> [Given instruction]: Some lines in the listing below may include the string "building". How many are there? Give only the number.

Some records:
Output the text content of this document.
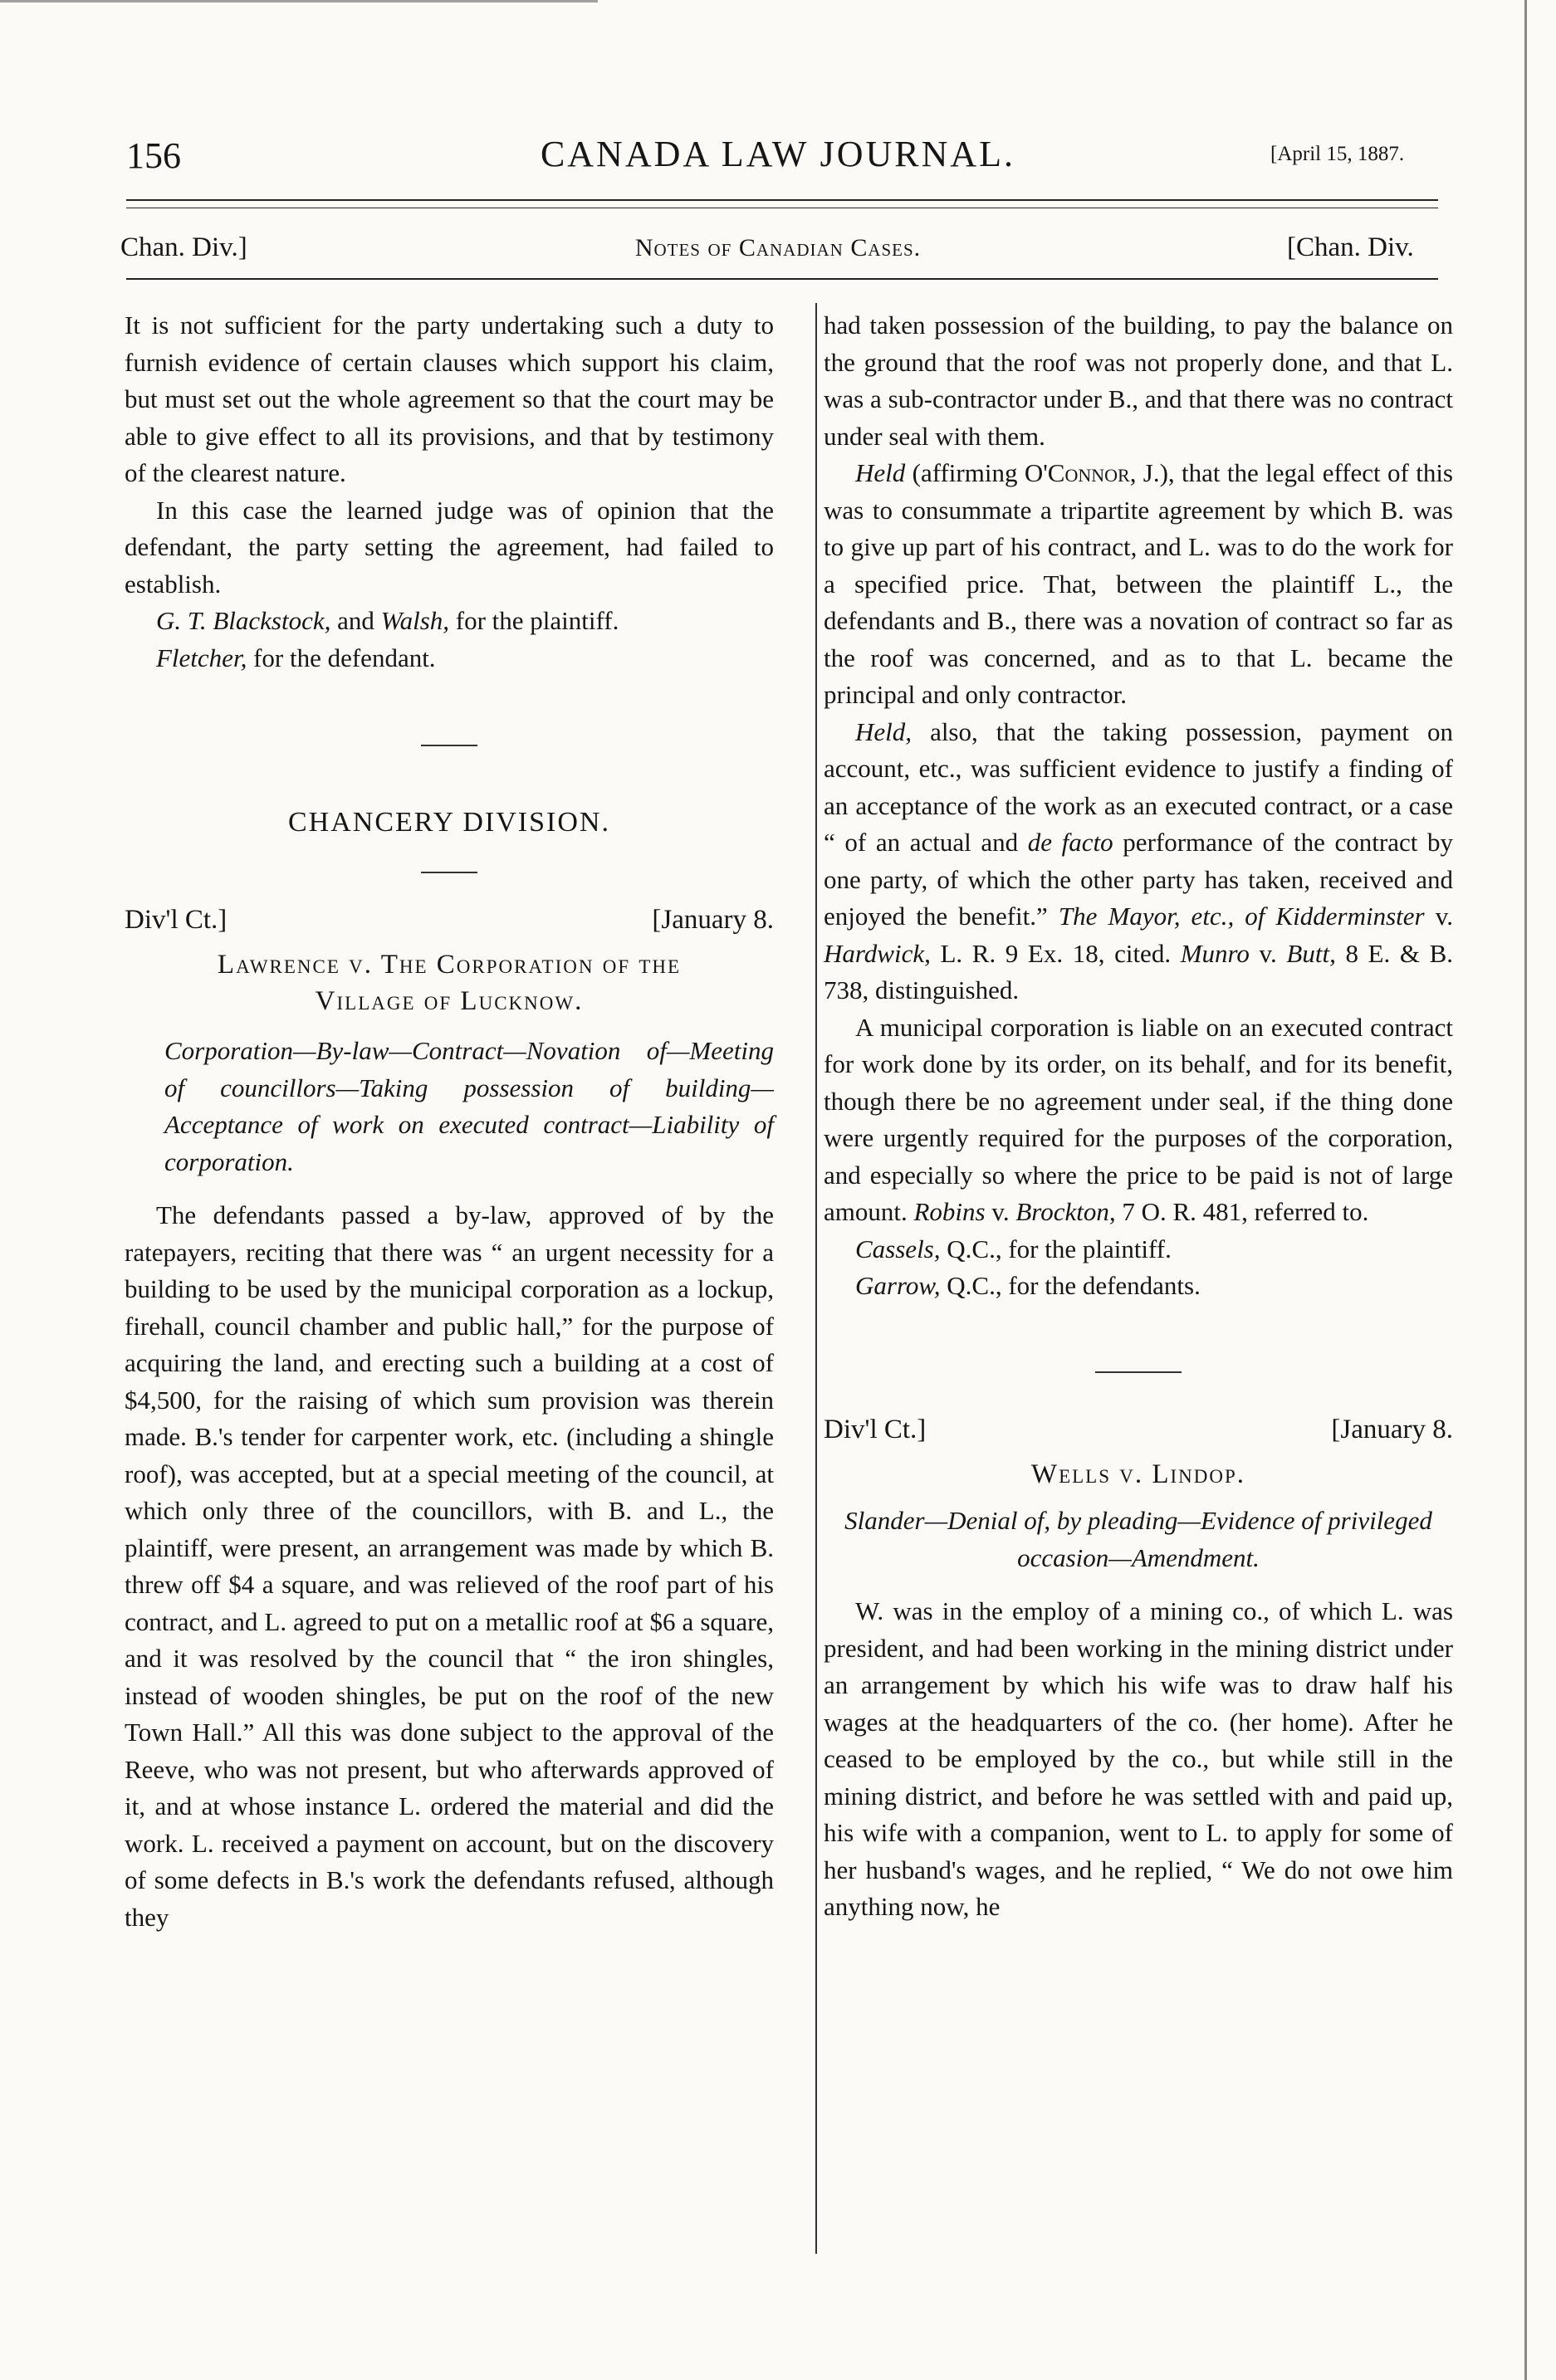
156	CANADA LAW JOURNAL.	[April 15, 1887.
Chan. Div.]	Notes of Canadian Cases.	[Chan. Div.

It is not sufficient for the party undertaking such a duty to furnish evidence of certain clauses which support his claim, but must set out the whole agreement so that the court may be able to give effect to all its provisions, and that by testimony of the clearest nature.

In this case the learned judge was of opinion that the defendant, the party setting the agreement, had failed to establish.

G. T. Blackstock, and Walsh, for the plaintiff.

Fletcher, for the defendant.

CHANCERY DIVISION.

Div'l Ct.]	[January 8.

Lawrence v. The Corporation of the
Village of Lucknow.

Corporation—By-law—Contract—Novation of—Meeting of councillors—Taking possession of building—Acceptance of work on executed contract—Liability of corporation.

The defendants passed a by-law, approved of by the ratepayers, reciting that there was “ an urgent necessity for a building to be used by the municipal corporation as a lockup, firehall, council chamber and public hall,” for the purpose of acquiring the land, and erecting such a building at a cost of $4,500, for the raising of which sum provision was therein made. B.'s tender for carpenter work, etc. (including a shingle roof), was accepted, but at a special meeting of the council, at which only three of the councillors, with B. and L., the plaintiff, were present, an arrangement was made by which B. threw off $4 a square, and was relieved of the roof part of his contract, and L. agreed to put on a metallic roof at $6 a square, and it was resolved by the council that “ the iron shingles, instead of wooden shingles, be put on the roof of the new Town Hall.” All this was done subject to the approval of the Reeve, who was not present, but who afterwards approved of it, and at whose instance L. ordered the material and did the work. L. received a payment on account, but on the discovery of some defects in B.'s work the defendants refused, although they

had taken possession of the building, to pay the balance on the ground that the roof was not properly done, and that L. was a sub-contractor under B., and that there was no contract under seal with them.

Held (affirming O'Connor, J.), that the legal effect of this was to consummate a tripartite agreement by which B. was to give up part of his contract, and L. was to do the work for a specified price. That, between the plaintiff L., the defendants and B., there was a novation of contract so far as the roof was concerned, and as to that L. became the principal and only contractor.

Held, also, that the taking possession, payment on account, etc., was sufficient evidence to justify a finding of an acceptance of the work as an executed contract, or a case “ of an actual and de facto performance of the contract by one party, of which the other party has taken, received and enjoyed the benefit.” The Mayor, etc., of Kidderminster v. Hardwick, L. R. 9 Ex. 18, cited. Munro v. Butt, 8 E. & B. 738, distinguished.

A municipal corporation is liable on an executed contract for work done by its order, on its behalf, and for its benefit, though there be no agreement under seal, if the thing done were urgently required for the purposes of the corporation, and especially so where the price to be paid is not of large amount. Robins v. Brockton, 7 O. R. 481, referred to.

Cassels, Q.C., for the plaintiff.

Garrow, Q.C., for the defendants.

Div'l Ct.]	[January 8.

Wells v. Lindop.

Slander—Denial of, by pleading—Evidence of privileged occasion—Amendment.

W. was in the employ of a mining co., of which L. was president, and had been working in the mining district under an arrangement by which his wife was to draw half his wages at the headquarters of the co. (her home). After he ceased to be employed by the co., but while still in the mining district, and before he was settled with and paid up, his wife with a companion, went to L. to apply for some of her husband's wages, and he replied, “ We do not owe him anything now, he
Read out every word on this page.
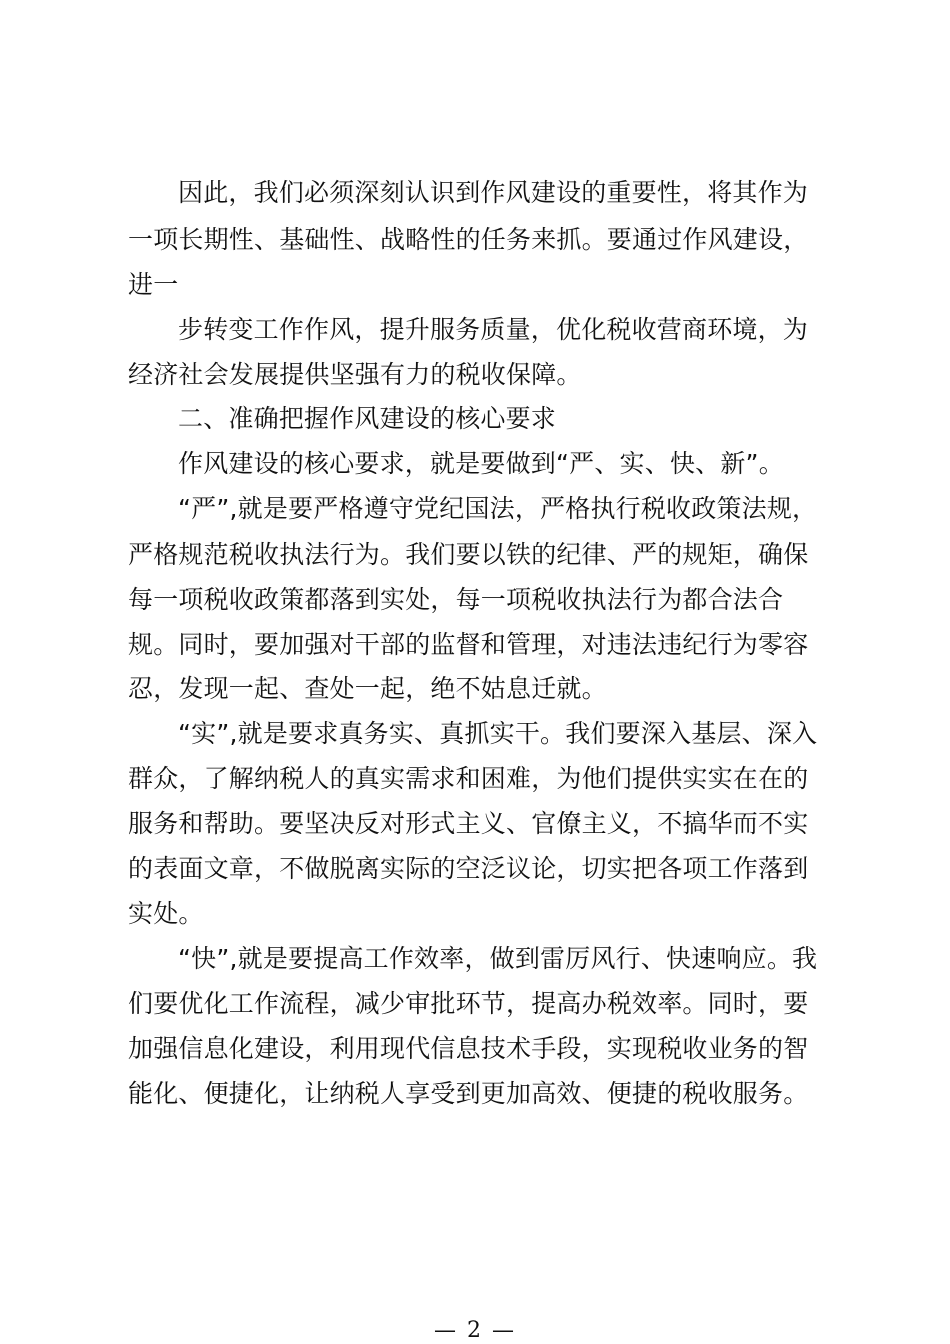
因此，我们必须深刻认识到作风建设的重要性，将其作为
一项长期性、基础性、战略性的任务来抓。要通过作风建设，
进一
步转变工作作风，提升服务质量，优化税收营商环境，为
经济社会发展提供坚强有力的税收保障。
二、准确把握作风建设的核心要求
作风建设的核心要求，就是要做到“严、实、快、新”。
“严”,就是要严格遵守党纪国法，严格执行税收政策法规，
严格规范税收执法行为。我们要以铁的纪律、严的规矩，确保
每一项税收政策都落到实处，每一项税收执法行为都合法合
规。同时，要加强对干部的监督和管理，对违法违纪行为零容
忍，发现一起、查处一起，绝不姑息迁就。
“实”,就是要求真务实、真抓实干。我们要深入基层、深入
群众，了解纳税人的真实需求和困难，为他们提供实实在在的
服务和帮助。要坚决反对形式主义、官僚主义，不搞华而不实
的表面文章，不做脱离实际的空泛议论，切实把各项工作落到
实处。
“快”,就是要提高工作效率，做到雷厉风行、快速响应。我
们要优化工作流程，减少审批环节，提高办税效率。同时，要
加强信息化建设，利用现代信息技术手段，实现税收业务的智
能化、便捷化，让纳税人享受到更加高效、便捷的税收服务。
— 2 —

> [Expected answer]: 3